#### Goal:
Can you output the material exactly as written, minus any pictures it holds?

#### Excerpted data:
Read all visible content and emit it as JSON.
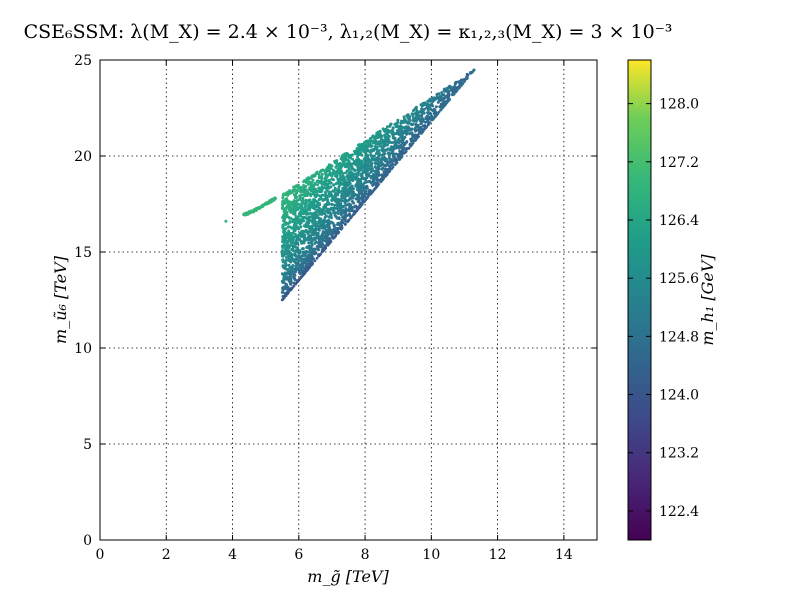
{
  "chart_data": {
    "type": "scatter",
    "title": "CSE₆SSM: λ(M_X) = 2.4 × 10⁻³, λ₁,₂(M_X) = κ₁,₂,₃(M_X) = 3 × 10⁻³",
    "xlabel": "m_g̃ [TeV]",
    "ylabel": "m_ũ₆ [TeV]",
    "colorbar_label": "m_h₁ [GeV]",
    "xlim": [
      0,
      15
    ],
    "ylim": [
      0,
      25
    ],
    "xticks": [
      0,
      2,
      4,
      6,
      8,
      10,
      12,
      14
    ],
    "yticks": [
      0,
      5,
      10,
      15,
      20,
      25
    ],
    "grid": true,
    "colormap": "viridis",
    "colorbar_range": [
      122.0,
      128.6
    ],
    "colorbar_ticks": [
      "122.4",
      "123.2",
      "124.0",
      "124.8",
      "125.6",
      "126.4",
      "127.2",
      "128.0"
    ],
    "regions": [
      {
        "name": "",
        "kind": "filled_triangle",
        "polygon": [
          [
            5.5,
            12.5
          ],
          [
            5.5,
            18.0
          ],
          [
            11.3,
            24.5
          ]
        ],
        "color_gradient": "from ~124.0 GeV along lower-right edge to ~126.9 GeV near upper-left edge"
      },
      {
        "name": "",
        "kind": "thin_band",
        "polyline": [
          [
            4.3,
            16.9
          ],
          [
            4.7,
            17.2
          ],
          [
            5.1,
            17.6
          ],
          [
            5.3,
            17.8
          ]
        ],
        "approx_mh1": 126.9
      },
      {
        "name": "",
        "kind": "isolated_point",
        "x": 3.8,
        "y": 16.6,
        "approx_mh1": 126.9
      }
    ]
  }
}
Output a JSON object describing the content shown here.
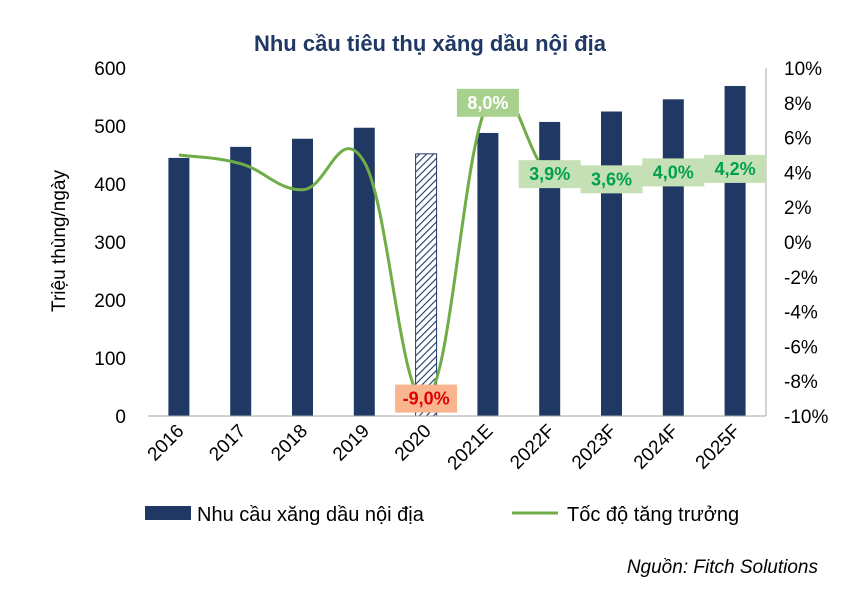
{
  "chart_data": {
    "type": "bar",
    "title": "Nhu cầu tiêu thụ xăng dầu nội địa",
    "ylabel": "Triệu thùng/ngày",
    "categories": [
      "2016",
      "2017",
      "2018",
      "2019",
      "2020",
      "2021E",
      "2022F",
      "2023F",
      "2024F",
      "2025F"
    ],
    "ylim": [
      0,
      600
    ],
    "yticks": [
      "0",
      "100",
      "200",
      "300",
      "400",
      "500",
      "600"
    ],
    "y2lim": [
      -10,
      10
    ],
    "y2ticks": [
      "-10%",
      "-8%",
      "-6%",
      "-4%",
      "-2%",
      "0%",
      "2%",
      "4%",
      "6%",
      "8%",
      "10%"
    ],
    "series": [
      {
        "name": "Nhu cầu xăng dầu nội địa",
        "type": "bar",
        "axis": "left",
        "color": "#1f3864",
        "hatched_category": "2020",
        "values": [
          445,
          464,
          478,
          497,
          452,
          488,
          507,
          525,
          546,
          569
        ]
      },
      {
        "name": "Tốc độ tăng trưởng",
        "type": "line",
        "axis": "right",
        "color": "#70ad47",
        "values": [
          5.0,
          4.5,
          3.0,
          4.6,
          -9.0,
          8.0,
          3.9,
          3.6,
          4.0,
          4.2
        ]
      }
    ],
    "annotations": [
      {
        "category": "2020",
        "text": "-9,0%",
        "bg": "#f8b58f",
        "color": "#e00000"
      },
      {
        "category": "2021E",
        "text": "8,0%",
        "bg": "#a9d18e",
        "color": "#ffffff"
      },
      {
        "category": "2022F",
        "text": "3,9%",
        "bg": "#c5e0b4",
        "color": "#00a050"
      },
      {
        "category": "2023F",
        "text": "3,6%",
        "bg": "#c5e0b4",
        "color": "#00a050"
      },
      {
        "category": "2024F",
        "text": "4,0%",
        "bg": "#c5e0b4",
        "color": "#00a050"
      },
      {
        "category": "2025F",
        "text": "4,2%",
        "bg": "#c5e0b4",
        "color": "#00a050"
      }
    ],
    "legend": "bottom",
    "grid": false
  },
  "source": "Nguồn: Fitch Solutions"
}
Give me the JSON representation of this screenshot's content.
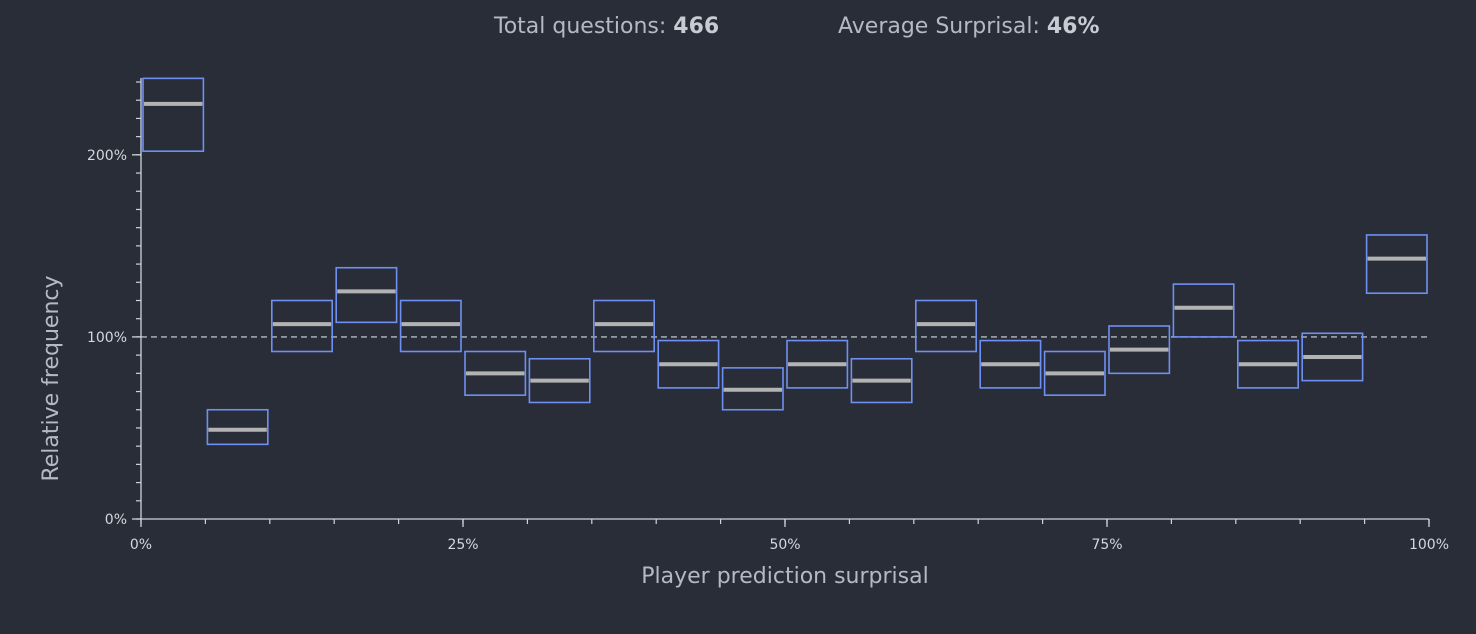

#### Response for this exercise:
Read all visible content and emit it as JSON.
{
  "chart_data": {
    "type": "scatter",
    "title": "CSE₆SSM: λ(M_X) = 2.4 × 10⁻³, λ₁,₂(M_X) = κ₁,₂,₃(M_X) = 3 × 10⁻³",
    "xlabel": "m_g̃ [TeV]",
    "ylabel": "m_ũ₆ [TeV]",
    "colorbar_label": "m_h₁ [GeV]",
    "xlim": [
      0,
      15
    ],
    "ylim": [
      0,
      25
    ],
    "xticks": [
      0,
      2,
      4,
      6,
      8,
      10,
      12,
      14
    ],
    "yticks": [
      0,
      5,
      10,
      15,
      20,
      25
    ],
    "grid": true,
    "colormap": "viridis",
    "colorbar_range": [
      122.0,
      128.6
    ],
    "colorbar_ticks": [
      "122.4",
      "123.2",
      "124.0",
      "124.8",
      "125.6",
      "126.4",
      "127.2",
      "128.0"
    ],
    "regions": [
      {
        "name": "",
        "kind": "filled_triangle",
        "polygon": [
          [
            5.5,
            12.5
          ],
          [
            5.5,
            18.0
          ],
          [
            11.3,
            24.5
          ]
        ],
        "color_gradient": "from ~124.0 GeV along lower-right edge to ~126.9 GeV near upper-left edge"
      },
      {
        "name": "",
        "kind": "thin_band",
        "polyline": [
          [
            4.3,
            16.9
          ],
          [
            4.7,
            17.2
          ],
          [
            5.1,
            17.6
          ],
          [
            5.3,
            17.8
          ]
        ],
        "approx_mh1": 126.9
      },
      {
        "name": "",
        "kind": "isolated_point",
        "x": 3.8,
        "y": 16.6,
        "approx_mh1": 126.9
      }
    ]
  }
}
Output a JSON object describing the content shown here.
{
  "chart_data": {
    "type": "bar",
    "title": "Nhu cầu tiêu thụ xăng dầu nội địa",
    "ylabel": "Triệu thùng/ngày",
    "categories": [
      "2016",
      "2017",
      "2018",
      "2019",
      "2020",
      "2021E",
      "2022F",
      "2023F",
      "2024F",
      "2025F"
    ],
    "ylim": [
      0,
      600
    ],
    "yticks": [
      "0",
      "100",
      "200",
      "300",
      "400",
      "500",
      "600"
    ],
    "y2lim": [
      -10,
      10
    ],
    "y2ticks": [
      "-10%",
      "-8%",
      "-6%",
      "-4%",
      "-2%",
      "0%",
      "2%",
      "4%",
      "6%",
      "8%",
      "10%"
    ],
    "series": [
      {
        "name": "Nhu cầu xăng dầu nội địa",
        "type": "bar",
        "axis": "left",
        "color": "#1f3864",
        "hatched_category": "2020",
        "values": [
          445,
          464,
          478,
          497,
          452,
          488,
          507,
          525,
          546,
          569
        ]
      },
      {
        "name": "Tốc độ tăng trưởng",
        "type": "line",
        "axis": "right",
        "color": "#70ad47",
        "values": [
          5.0,
          4.5,
          3.0,
          4.6,
          -9.0,
          8.0,
          3.9,
          3.6,
          4.0,
          4.2
        ]
      }
    ],
    "annotations": [
      {
        "category": "2020",
        "text": "-9,0%",
        "bg": "#f8b58f",
        "color": "#e00000"
      },
      {
        "category": "2021E",
        "text": "8,0%",
        "bg": "#a9d18e",
        "color": "#ffffff"
      },
      {
        "category": "2022F",
        "text": "3,9%",
        "bg": "#c5e0b4",
        "color": "#00a050"
      },
      {
        "category": "2023F",
        "text": "3,6%",
        "bg": "#c5e0b4",
        "color": "#00a050"
      },
      {
        "category": "2024F",
        "text": "4,0%",
        "bg": "#c5e0b4",
        "color": "#00a050"
      },
      {
        "category": "2025F",
        "text": "4,2%",
        "bg": "#c5e0b4",
        "color": "#00a050"
      }
    ],
    "legend": "bottom",
    "grid": false
  },
  "source": "Nguồn: Fitch Solutions"
}
Give me the JSON representation of this screenshot's content.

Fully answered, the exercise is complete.